→ TO DO
1. Transcribe the article on the Liverpool Debenhams store from "Liverpool Debenhams store" to "the ailing chain.".
2. In the article on the Liverpool Debenhams store, which company made the last-ditch bid to save the retailer?

TEXT BLOCK: Begin

Liverpool Debenhams store facing closure

Last-minute rescue deal for Debenhams has collapsed which means its flagship store at Liverpool ONE is likely to close once the remaining stock is sold. Tony McDonough reports

Debenhams
Debenhams in Liverpool ONE. Picture by Tony McDonough

 

Debenhams store in Liverpool ONE looks certain to close following the collapse of a rescue deal for the ailing chain.

Located on the corner of South John Street and Lord Street, the outlet was one of two anchor tenants, along with John Lewis, at the £1bn Liverpool ONE development when it opened in 2008.

On Tuesday morning, Debenhams 12,000 staff across the country, including hundreds in Liverpool, were told a last-ditch bid to save the retailer by JD Sports had failed. The business had been trading in administration since April. Now all 124 stores are likely to close in the coming months as they dispose of the remaining stock.

The news comes less than 24 hours after Arcadia, the owner of Topshop, also collapsed into administration with 13,000 jobs at risk. When the latest COVID-19 lockdown ends this week both the Debenhams and Topshop Liverpool outlets will carry on trading for the moment.

Along with the rest of the retail sector, both chains have been hit badly by the COVID-19 crisis. However, both had also faced challenging times prior to the pandemic. This was particularly true for Debenhams which started as a single shop in central London in 1778.

TEXT BLOCK: End
PROVIDED RECORDS: Begin

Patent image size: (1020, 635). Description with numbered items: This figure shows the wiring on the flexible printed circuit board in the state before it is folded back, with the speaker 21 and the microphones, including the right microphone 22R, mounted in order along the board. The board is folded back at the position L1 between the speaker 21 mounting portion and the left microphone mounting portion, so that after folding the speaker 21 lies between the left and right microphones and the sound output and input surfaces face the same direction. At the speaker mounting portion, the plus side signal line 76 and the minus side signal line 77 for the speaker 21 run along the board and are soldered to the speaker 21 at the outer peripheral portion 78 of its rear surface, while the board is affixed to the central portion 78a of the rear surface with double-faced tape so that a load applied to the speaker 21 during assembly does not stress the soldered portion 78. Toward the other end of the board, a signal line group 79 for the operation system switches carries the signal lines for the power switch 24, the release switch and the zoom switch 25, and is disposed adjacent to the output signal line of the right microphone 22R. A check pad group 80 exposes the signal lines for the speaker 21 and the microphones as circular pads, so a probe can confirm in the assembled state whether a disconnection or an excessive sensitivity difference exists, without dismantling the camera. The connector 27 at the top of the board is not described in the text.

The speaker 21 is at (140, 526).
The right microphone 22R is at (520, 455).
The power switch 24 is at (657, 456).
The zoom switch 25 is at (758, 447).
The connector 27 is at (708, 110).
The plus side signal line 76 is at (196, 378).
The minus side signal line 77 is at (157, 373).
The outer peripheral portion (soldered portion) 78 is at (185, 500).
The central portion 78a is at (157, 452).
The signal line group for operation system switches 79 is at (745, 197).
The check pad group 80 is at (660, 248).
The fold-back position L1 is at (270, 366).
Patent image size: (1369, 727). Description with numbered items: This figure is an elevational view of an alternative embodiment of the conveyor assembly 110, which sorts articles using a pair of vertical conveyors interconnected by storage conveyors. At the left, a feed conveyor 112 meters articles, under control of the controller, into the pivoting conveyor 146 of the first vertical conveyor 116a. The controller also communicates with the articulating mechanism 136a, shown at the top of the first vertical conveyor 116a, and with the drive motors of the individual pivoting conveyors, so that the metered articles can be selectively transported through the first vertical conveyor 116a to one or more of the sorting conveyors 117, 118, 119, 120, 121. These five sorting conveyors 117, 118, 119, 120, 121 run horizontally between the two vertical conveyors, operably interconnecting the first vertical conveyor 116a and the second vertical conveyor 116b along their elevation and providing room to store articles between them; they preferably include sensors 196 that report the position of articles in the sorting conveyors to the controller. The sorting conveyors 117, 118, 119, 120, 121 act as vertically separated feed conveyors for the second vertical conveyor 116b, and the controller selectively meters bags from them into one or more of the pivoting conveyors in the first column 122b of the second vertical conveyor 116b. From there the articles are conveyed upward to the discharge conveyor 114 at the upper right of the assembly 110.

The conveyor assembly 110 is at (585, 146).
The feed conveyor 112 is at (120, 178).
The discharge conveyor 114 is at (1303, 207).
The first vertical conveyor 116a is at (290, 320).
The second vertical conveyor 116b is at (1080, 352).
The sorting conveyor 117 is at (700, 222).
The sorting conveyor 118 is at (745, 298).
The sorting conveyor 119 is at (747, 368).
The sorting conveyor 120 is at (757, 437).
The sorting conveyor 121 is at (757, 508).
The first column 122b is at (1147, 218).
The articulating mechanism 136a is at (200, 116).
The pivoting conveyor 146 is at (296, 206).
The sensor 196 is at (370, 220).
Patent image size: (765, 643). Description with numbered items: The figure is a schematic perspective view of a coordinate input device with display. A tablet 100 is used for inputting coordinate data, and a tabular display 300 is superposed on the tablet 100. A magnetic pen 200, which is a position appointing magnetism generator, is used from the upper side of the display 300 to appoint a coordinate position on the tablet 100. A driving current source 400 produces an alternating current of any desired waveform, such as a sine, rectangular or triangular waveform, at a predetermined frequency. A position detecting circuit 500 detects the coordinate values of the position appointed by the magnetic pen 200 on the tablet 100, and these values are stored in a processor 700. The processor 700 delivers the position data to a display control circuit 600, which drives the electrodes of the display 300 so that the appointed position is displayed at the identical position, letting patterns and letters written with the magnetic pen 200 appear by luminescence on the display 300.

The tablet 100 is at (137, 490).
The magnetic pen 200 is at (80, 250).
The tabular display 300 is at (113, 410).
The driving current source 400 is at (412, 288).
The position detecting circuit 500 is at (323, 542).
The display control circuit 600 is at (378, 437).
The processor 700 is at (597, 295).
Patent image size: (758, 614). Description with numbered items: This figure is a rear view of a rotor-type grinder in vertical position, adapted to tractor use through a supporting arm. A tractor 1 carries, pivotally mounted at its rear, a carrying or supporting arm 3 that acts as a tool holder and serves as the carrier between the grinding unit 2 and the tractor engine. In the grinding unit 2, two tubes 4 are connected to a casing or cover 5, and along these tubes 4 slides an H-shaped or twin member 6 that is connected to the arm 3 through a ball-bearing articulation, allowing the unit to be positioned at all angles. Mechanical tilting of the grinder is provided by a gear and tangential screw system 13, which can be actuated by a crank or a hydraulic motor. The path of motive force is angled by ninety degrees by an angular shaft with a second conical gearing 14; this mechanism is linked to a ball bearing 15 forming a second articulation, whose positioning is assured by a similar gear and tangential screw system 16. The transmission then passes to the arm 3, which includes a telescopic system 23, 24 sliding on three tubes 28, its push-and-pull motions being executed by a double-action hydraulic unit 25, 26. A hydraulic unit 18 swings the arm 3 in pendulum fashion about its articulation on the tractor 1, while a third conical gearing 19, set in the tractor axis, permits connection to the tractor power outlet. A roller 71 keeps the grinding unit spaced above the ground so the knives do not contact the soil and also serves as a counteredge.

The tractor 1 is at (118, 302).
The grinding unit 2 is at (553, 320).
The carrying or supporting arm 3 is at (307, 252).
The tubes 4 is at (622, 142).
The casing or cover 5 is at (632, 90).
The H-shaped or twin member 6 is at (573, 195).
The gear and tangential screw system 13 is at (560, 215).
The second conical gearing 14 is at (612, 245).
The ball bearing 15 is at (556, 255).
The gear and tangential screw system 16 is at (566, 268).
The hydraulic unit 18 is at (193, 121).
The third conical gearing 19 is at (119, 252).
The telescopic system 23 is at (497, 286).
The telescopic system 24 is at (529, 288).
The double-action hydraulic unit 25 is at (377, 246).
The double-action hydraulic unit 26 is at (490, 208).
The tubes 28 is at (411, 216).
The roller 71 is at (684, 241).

PROVIDED RECORDS: End

→ ANSWERS BY ITEM NUMBER
1.
Liverpool Debenhams store facing closure

Last-minute rescue deal for Debenhams has collapsed which means its flagship store at Liverpool ONE is likely to close once the remaining stock is sold. Tony McDonough reports

Debenhams
Debenhams in Liverpool ONE. Picture by Tony McDonough

 

Debenhams store in Liverpool ONE looks certain to close following the collapse of a rescue deal for the ailing chain.

2. JD Sports